All lines holding the string "au回線契約を伴わない携帯電話" are to be shown.

((

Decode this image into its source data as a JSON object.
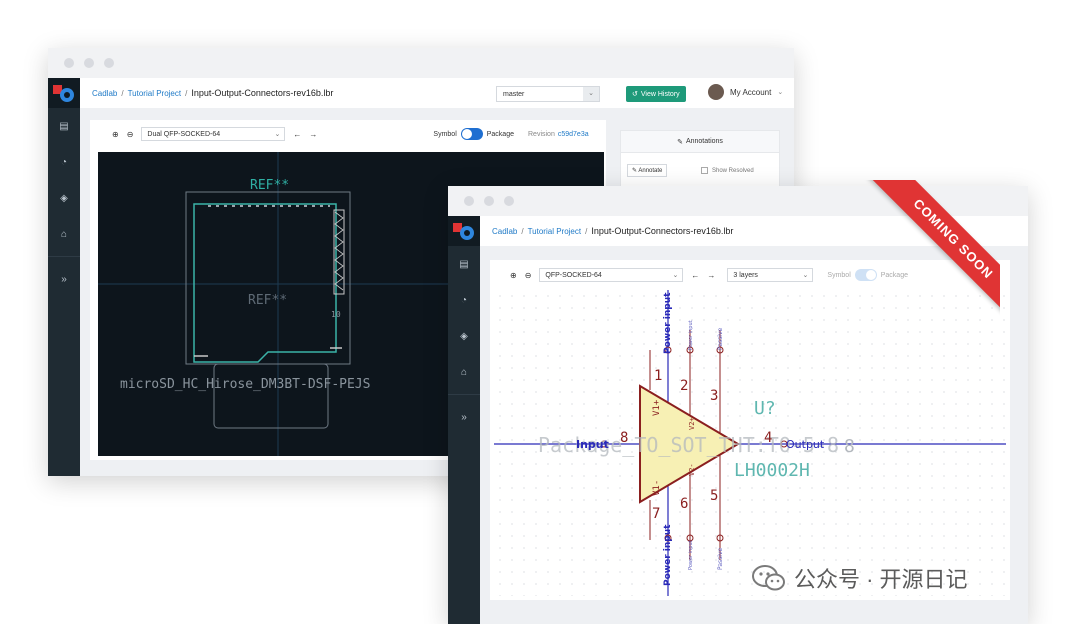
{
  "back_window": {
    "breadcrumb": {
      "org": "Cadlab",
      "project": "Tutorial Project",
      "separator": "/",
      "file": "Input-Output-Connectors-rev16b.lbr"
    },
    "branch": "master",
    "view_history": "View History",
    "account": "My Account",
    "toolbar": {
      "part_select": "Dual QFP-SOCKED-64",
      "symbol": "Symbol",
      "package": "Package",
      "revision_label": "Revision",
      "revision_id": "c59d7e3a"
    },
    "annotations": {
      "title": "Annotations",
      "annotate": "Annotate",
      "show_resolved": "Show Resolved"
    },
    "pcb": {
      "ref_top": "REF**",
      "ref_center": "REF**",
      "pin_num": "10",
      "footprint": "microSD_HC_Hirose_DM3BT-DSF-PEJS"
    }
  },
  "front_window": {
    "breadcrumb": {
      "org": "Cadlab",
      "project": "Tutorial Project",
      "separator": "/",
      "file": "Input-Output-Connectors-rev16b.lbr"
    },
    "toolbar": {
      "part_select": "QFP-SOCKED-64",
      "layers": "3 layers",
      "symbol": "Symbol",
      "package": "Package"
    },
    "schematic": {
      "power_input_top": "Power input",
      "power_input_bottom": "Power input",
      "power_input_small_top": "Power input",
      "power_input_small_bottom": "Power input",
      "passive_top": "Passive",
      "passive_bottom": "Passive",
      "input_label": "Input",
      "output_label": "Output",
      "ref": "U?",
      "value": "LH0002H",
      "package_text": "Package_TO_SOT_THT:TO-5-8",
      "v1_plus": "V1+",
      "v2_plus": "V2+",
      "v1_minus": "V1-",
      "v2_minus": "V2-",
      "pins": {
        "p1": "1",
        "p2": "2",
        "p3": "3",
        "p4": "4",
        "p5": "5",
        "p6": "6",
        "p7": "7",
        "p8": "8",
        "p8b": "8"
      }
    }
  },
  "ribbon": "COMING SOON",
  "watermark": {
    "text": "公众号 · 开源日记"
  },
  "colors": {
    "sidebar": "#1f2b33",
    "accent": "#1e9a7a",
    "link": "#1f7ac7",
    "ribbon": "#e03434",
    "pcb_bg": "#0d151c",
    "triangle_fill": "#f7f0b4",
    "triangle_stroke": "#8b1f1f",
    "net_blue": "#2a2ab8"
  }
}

))
((

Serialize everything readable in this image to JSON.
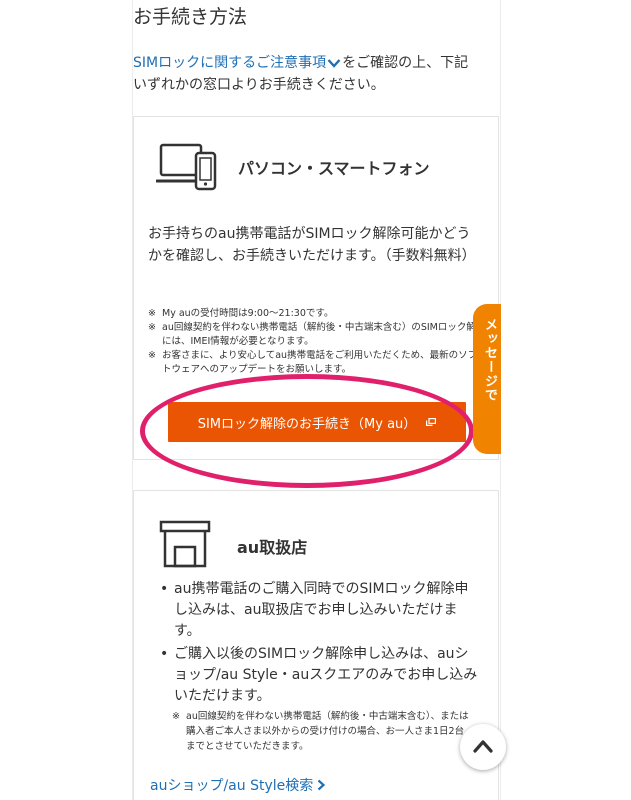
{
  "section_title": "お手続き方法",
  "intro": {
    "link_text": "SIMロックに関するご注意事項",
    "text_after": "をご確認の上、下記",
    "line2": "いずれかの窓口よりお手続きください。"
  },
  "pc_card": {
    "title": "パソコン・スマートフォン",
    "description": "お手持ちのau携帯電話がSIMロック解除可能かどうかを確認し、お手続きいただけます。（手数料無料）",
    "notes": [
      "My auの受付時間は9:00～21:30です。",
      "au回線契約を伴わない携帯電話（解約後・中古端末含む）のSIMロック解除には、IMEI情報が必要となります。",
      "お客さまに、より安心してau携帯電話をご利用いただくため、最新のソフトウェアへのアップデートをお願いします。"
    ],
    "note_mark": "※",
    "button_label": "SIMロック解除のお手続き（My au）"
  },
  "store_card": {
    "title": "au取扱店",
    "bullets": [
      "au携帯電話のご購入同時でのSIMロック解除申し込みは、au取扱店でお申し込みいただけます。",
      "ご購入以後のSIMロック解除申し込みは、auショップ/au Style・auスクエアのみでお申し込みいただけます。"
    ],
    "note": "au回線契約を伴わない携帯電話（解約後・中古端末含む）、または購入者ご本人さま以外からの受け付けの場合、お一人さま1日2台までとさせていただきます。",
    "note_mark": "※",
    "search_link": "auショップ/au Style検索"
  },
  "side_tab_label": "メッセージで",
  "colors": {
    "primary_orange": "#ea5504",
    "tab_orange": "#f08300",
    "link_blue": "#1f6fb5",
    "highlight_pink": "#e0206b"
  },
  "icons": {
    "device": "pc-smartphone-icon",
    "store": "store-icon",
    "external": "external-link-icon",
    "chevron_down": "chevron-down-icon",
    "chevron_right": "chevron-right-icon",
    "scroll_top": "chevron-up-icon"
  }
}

))

### OUTPUT OF THE EXERCISE
      "au回線契約を伴わない携帯電話（解約後・中古端末含む）のSIMロック解除には、IMEI情報が必要となります。",
    "note": "au回線契約を伴わない携帯電話（解約後・中古端末含む）、または購入者ご本人さま以外からの受け付けの場合、お一人さま1日2台までとさせていただきます。",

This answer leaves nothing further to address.